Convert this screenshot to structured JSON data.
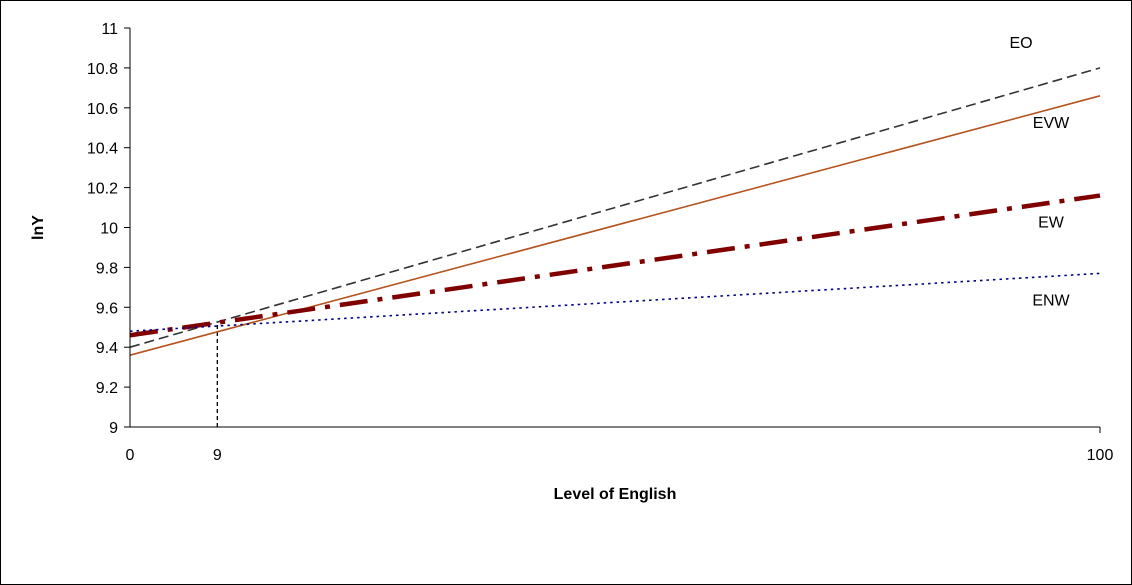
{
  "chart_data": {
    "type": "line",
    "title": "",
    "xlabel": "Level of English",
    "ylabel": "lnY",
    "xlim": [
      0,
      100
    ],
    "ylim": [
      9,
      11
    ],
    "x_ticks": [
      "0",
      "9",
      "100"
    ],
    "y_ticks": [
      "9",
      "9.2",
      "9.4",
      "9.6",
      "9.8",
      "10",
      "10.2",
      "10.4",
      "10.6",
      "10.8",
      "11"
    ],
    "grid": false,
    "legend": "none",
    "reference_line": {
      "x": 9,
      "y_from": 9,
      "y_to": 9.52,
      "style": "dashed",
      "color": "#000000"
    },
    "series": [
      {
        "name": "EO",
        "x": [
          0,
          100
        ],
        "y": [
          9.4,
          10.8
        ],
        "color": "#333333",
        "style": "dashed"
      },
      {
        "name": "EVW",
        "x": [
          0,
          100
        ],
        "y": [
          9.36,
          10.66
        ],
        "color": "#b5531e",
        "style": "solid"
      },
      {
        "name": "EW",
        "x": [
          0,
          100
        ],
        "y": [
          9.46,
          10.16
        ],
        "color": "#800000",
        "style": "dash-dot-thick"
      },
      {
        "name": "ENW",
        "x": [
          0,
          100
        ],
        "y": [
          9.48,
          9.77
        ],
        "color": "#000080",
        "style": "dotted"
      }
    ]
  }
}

= = =

◆ **INSTRUCTIONS FOR THE TASK**: Copy every line of the listing that includes the string "color".

◆ **COMPLETE ANSWER**:
      "color": "#000000"
        "color": "#333333",
        "color": "#b5531e",
        "color": "#800000",
        "color": "#000080",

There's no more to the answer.